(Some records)
- - - -
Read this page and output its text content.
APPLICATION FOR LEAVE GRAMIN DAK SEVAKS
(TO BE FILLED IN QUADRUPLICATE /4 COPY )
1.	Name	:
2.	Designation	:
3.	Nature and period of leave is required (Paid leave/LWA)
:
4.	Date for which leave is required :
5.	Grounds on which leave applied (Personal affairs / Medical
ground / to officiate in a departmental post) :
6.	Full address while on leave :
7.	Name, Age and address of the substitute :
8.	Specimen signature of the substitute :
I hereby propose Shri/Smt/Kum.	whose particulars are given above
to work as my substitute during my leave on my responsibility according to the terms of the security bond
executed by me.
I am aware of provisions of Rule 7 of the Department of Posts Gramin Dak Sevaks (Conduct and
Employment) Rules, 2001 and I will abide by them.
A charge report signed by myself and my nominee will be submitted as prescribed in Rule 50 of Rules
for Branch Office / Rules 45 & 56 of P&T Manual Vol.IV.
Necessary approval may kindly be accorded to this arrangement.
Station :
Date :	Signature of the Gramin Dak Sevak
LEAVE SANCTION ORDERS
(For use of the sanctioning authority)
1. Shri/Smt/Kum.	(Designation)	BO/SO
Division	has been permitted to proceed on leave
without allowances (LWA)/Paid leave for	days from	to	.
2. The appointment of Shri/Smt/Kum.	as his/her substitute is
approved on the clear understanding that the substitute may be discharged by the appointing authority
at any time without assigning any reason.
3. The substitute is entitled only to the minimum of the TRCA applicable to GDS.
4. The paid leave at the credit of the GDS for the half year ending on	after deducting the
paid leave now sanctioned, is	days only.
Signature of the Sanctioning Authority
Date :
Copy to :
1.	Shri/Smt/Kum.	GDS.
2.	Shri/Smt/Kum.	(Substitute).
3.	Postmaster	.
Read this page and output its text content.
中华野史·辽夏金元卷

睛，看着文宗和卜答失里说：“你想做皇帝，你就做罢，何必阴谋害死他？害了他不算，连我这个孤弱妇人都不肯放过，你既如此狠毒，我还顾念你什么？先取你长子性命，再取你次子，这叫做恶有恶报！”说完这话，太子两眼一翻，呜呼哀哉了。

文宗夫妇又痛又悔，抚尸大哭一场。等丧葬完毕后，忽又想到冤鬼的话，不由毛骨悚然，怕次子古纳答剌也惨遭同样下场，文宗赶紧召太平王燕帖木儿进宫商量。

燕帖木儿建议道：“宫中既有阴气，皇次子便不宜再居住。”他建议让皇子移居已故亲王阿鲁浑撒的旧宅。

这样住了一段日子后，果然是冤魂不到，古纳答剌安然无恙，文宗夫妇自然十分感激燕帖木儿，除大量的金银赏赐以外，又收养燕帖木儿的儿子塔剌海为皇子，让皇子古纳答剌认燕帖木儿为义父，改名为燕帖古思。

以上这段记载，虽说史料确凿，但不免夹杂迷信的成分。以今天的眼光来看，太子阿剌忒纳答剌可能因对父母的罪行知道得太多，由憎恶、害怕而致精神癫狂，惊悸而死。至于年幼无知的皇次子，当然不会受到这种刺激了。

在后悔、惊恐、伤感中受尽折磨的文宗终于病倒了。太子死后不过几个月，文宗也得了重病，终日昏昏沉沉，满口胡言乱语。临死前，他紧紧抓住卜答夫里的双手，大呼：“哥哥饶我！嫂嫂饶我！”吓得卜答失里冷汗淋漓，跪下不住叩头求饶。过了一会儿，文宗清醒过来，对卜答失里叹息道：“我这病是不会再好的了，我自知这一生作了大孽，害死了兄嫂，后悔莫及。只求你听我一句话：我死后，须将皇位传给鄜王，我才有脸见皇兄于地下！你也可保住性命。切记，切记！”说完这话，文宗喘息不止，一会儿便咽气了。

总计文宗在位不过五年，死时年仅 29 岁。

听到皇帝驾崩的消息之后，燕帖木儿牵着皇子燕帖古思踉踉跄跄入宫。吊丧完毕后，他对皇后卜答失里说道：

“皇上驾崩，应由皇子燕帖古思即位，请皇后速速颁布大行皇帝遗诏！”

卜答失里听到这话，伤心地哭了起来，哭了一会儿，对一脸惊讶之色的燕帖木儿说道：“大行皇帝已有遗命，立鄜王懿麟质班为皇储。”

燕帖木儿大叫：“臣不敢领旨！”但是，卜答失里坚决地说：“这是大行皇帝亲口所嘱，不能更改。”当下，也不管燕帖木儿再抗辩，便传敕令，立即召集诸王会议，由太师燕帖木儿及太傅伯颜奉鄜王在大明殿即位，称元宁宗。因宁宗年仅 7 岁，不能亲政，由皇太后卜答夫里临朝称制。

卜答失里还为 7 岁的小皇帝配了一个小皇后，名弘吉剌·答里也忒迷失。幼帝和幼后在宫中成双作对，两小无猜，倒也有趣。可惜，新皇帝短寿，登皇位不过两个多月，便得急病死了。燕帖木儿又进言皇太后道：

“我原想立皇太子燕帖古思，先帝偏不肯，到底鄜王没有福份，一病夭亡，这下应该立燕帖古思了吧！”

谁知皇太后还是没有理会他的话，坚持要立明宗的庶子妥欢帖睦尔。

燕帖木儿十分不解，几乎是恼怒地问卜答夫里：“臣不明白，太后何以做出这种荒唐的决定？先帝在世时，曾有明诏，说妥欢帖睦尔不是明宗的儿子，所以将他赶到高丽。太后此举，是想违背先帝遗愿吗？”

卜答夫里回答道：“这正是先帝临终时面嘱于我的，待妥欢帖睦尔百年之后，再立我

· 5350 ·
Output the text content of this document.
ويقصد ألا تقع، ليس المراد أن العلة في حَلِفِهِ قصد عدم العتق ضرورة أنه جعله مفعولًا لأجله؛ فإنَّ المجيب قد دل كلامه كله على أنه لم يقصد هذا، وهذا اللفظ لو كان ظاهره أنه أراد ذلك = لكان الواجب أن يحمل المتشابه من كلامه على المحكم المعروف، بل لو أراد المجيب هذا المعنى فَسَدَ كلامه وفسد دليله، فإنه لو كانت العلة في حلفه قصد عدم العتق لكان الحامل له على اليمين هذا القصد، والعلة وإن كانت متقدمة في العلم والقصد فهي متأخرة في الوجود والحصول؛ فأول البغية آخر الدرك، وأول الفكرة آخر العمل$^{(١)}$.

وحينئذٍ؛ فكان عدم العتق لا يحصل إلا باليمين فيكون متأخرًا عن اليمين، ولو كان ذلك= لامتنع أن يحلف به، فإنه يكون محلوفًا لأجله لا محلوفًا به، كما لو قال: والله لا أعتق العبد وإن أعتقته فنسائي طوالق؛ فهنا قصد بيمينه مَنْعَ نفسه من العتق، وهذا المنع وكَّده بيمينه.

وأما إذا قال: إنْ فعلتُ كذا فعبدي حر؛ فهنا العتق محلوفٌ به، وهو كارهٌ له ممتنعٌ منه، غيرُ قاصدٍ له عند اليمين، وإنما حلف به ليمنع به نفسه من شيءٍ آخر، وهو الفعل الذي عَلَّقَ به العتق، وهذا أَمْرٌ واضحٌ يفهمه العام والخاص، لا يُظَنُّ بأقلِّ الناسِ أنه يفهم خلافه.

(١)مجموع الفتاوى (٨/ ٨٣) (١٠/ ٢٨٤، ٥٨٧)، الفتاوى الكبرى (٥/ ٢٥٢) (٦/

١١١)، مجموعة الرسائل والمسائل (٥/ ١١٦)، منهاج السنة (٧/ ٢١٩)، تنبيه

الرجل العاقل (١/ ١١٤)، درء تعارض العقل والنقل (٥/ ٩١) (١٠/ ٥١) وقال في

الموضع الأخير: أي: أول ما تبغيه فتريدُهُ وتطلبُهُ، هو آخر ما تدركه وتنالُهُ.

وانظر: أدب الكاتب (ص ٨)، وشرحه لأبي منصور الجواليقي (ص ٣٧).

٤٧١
- - - -
* Exercise instructions:
Copy all the records above exactly, missing none.

* Problem solution:
Read this page and output its text content.
APPLICATION FOR LEAVE GRAMIN DAK SEVAKS
(TO BE FILLED IN QUADRUPLICATE /4 COPY )
1.	Name	:
2.	Designation	:
3.	Nature and period of leave is required (Paid leave/LWA)
:
4.	Date for which leave is required :
5.	Grounds on which leave applied (Personal affairs / Medical
ground / to officiate in a departmental post) :
6.	Full address while on leave :
7.	Name, Age and address of the substitute :
8.	Specimen signature of the substitute :
I hereby propose Shri/Smt/Kum.	whose particulars are given above
to work as my substitute during my leave on my responsibility according to the terms of the security bond
executed by me.
I am aware of provisions of Rule 7 of the Department of Posts Gramin Dak Sevaks (Conduct and
Employment) Rules, 2001 and I will abide by them.
A charge report signed by myself and my nominee will be submitted as prescribed in Rule 50 of Rules
for Branch Office / Rules 45 & 56 of P&T Manual Vol.IV.
Necessary approval may kindly be accorded to this arrangement.
Station :
Date :	Signature of the Gramin Dak Sevak
LEAVE SANCTION ORDERS
(For use of the sanctioning authority)
1. Shri/Smt/Kum.	(Designation)	BO/SO
Division	has been permitted to proceed on leave
without allowances (LWA)/Paid leave for	days from	to	.
2. The appointment of Shri/Smt/Kum.	as his/her substitute is
approved on the clear understanding that the substitute may be discharged by the appointing authority
at any time without assigning any reason.
3. The substitute is entitled only to the minimum of the TRCA applicable to GDS.
4. The paid leave at the credit of the GDS for the half year ending on	after deducting the
paid leave now sanctioned, is	days only.
Signature of the Sanctioning Authority
Date :
Copy to :
1.	Shri/Smt/Kum.	GDS.
2.	Shri/Smt/Kum.	(Substitute).
3.	Postmaster	.
Read this page and output its text content.
中华野史·辽夏金元卷

睛，看着文宗和卜答失里说：“你想做皇帝，你就做罢，何必阴谋害死他？害了他不算，连我这个孤弱妇人都不肯放过，你既如此狠毒，我还顾念你什么？先取你长子性命，再取你次子，这叫做恶有恶报！”说完这话，太子两眼一翻，呜呼哀哉了。

文宗夫妇又痛又悔，抚尸大哭一场。等丧葬完毕后，忽又想到冤鬼的话，不由毛骨悚然，怕次子古纳答剌也惨遭同样下场，文宗赶紧召太平王燕帖木儿进宫商量。

燕帖木儿建议道：“宫中既有阴气，皇次子便不宜再居住。”他建议让皇子移居已故亲王阿鲁浑撒的旧宅。

这样住了一段日子后，果然是冤魂不到，古纳答剌安然无恙，文宗夫妇自然十分感激燕帖木儿，除大量的金银赏赐以外，又收养燕帖木儿的儿子塔剌海为皇子，让皇子古纳答剌认燕帖木儿为义父，改名为燕帖古思。

以上这段记载，虽说史料确凿，但不免夹杂迷信的成分。以今天的眼光来看，太子阿剌忒纳答剌可能因对父母的罪行知道得太多，由憎恶、害怕而致精神癫狂，惊悸而死。至于年幼无知的皇次子，当然不会受到这种刺激了。

在后悔、惊恐、伤感中受尽折磨的文宗终于病倒了。太子死后不过几个月，文宗也得了重病，终日昏昏沉沉，满口胡言乱语。临死前，他紧紧抓住卜答夫里的双手，大呼：“哥哥饶我！嫂嫂饶我！”吓得卜答失里冷汗淋漓，跪下不住叩头求饶。过了一会儿，文宗清醒过来，对卜答失里叹息道：“我这病是不会再好的了，我自知这一生作了大孽，害死了兄嫂，后悔莫及。只求你听我一句话：我死后，须将皇位传给鄜王，我才有脸见皇兄于地下！你也可保住性命。切记，切记！”说完这话，文宗喘息不止，一会儿便咽气了。

总计文宗在位不过五年，死时年仅 29 岁。

听到皇帝驾崩的消息之后，燕帖木儿牵着皇子燕帖古思踉踉跄跄入宫。吊丧完毕后，他对皇后卜答失里说道：

“皇上驾崩，应由皇子燕帖古思即位，请皇后速速颁布大行皇帝遗诏！”

卜答失里听到这话，伤心地哭了起来，哭了一会儿，对一脸惊讶之色的燕帖木儿说道：“大行皇帝已有遗命，立鄜王懿麟质班为皇储。”

燕帖木儿大叫：“臣不敢领旨！”但是，卜答失里坚决地说：“这是大行皇帝亲口所嘱，不能更改。”当下，也不管燕帖木儿再抗辩，便传敕令，立即召集诸王会议，由太师燕帖木儿及太傅伯颜奉鄜王在大明殿即位，称元宁宗。因宁宗年仅 7 岁，不能亲政，由皇太后卜答夫里临朝称制。

卜答失里还为 7 岁的小皇帝配了一个小皇后，名弘吉剌·答里也忒迷失。幼帝和幼后在宫中成双作对，两小无猜，倒也有趣。可惜，新皇帝短寿，登皇位不过两个多月，便得急病死了。燕帖木儿又进言皇太后道：

“我原想立皇太子燕帖古思，先帝偏不肯，到底鄜王没有福份，一病夭亡，这下应该立燕帖古思了吧！”

谁知皇太后还是没有理会他的话，坚持要立明宗的庶子妥欢帖睦尔。

燕帖木儿十分不解，几乎是恼怒地问卜答夫里：“臣不明白，太后何以做出这种荒唐的决定？先帝在世时，曾有明诏，说妥欢帖睦尔不是明宗的儿子，所以将他赶到高丽。太后此举，是想违背先帝遗愿吗？”

卜答夫里回答道：“这正是先帝临终时面嘱于我的，待妥欢帖睦尔百年之后，再立我

· 5350 ·
Output the text content of this document.
ويقصد ألا تقع، ليس المراد أن العلة في حَلِفِهِ قصد عدم العتق ضرورة أنه جعله مفعولًا لأجله؛ فإنَّ المجيب قد دل كلامه كله على أنه لم يقصد هذا، وهذا اللفظ لو كان ظاهره أنه أراد ذلك = لكان الواجب أن يحمل المتشابه من كلامه على المحكم المعروف، بل لو أراد المجيب هذا المعنى فَسَدَ كلامه وفسد دليله، فإنه لو كانت العلة في حلفه قصد عدم العتق لكان الحامل له على اليمين هذا القصد، والعلة وإن كانت متقدمة في العلم والقصد فهي متأخرة في الوجود والحصول؛ فأول البغية آخر الدرك، وأول الفكرة آخر العمل$^{(١)}$.

وحينئذٍ؛ فكان عدم العتق لا يحصل إلا باليمين فيكون متأخرًا عن اليمين، ولو كان ذلك= لامتنع أن يحلف به، فإنه يكون محلوفًا لأجله لا محلوفًا به، كما لو قال: والله لا أعتق العبد وإن أعتقته فنسائي طوالق؛ فهنا قصد بيمينه مَنْعَ نفسه من العتق، وهذا المنع وكَّده بيمينه.

وأما إذا قال: إنْ فعلتُ كذا فعبدي حر؛ فهنا العتق محلوفٌ به، وهو كارهٌ له ممتنعٌ منه، غيرُ قاصدٍ له عند اليمين، وإنما حلف به ليمنع به نفسه من شيءٍ آخر، وهو الفعل الذي عَلَّقَ به العتق، وهذا أَمْرٌ واضحٌ يفهمه العام والخاص، لا يُظَنُّ بأقلِّ الناسِ أنه يفهم خلافه.

(١)مجموع الفتاوى (٨/ ٨٣) (١٠/ ٢٨٤، ٥٨٧)، الفتاوى الكبرى (٥/ ٢٥٢) (٦/

١١١)، مجموعة الرسائل والمسائل (٥/ ١١٦)، منهاج السنة (٧/ ٢١٩)، تنبيه

الرجل العاقل (١/ ١١٤)، درء تعارض العقل والنقل (٥/ ٩١) (١٠/ ٥١) وقال في

الموضع الأخير: أي: أول ما تبغيه فتريدُهُ وتطلبُهُ، هو آخر ما تدركه وتنالُهُ.

وانظر: أدب الكاتب (ص ٨)، وشرحه لأبي منصور الجواليقي (ص ٣٧).

٤٧١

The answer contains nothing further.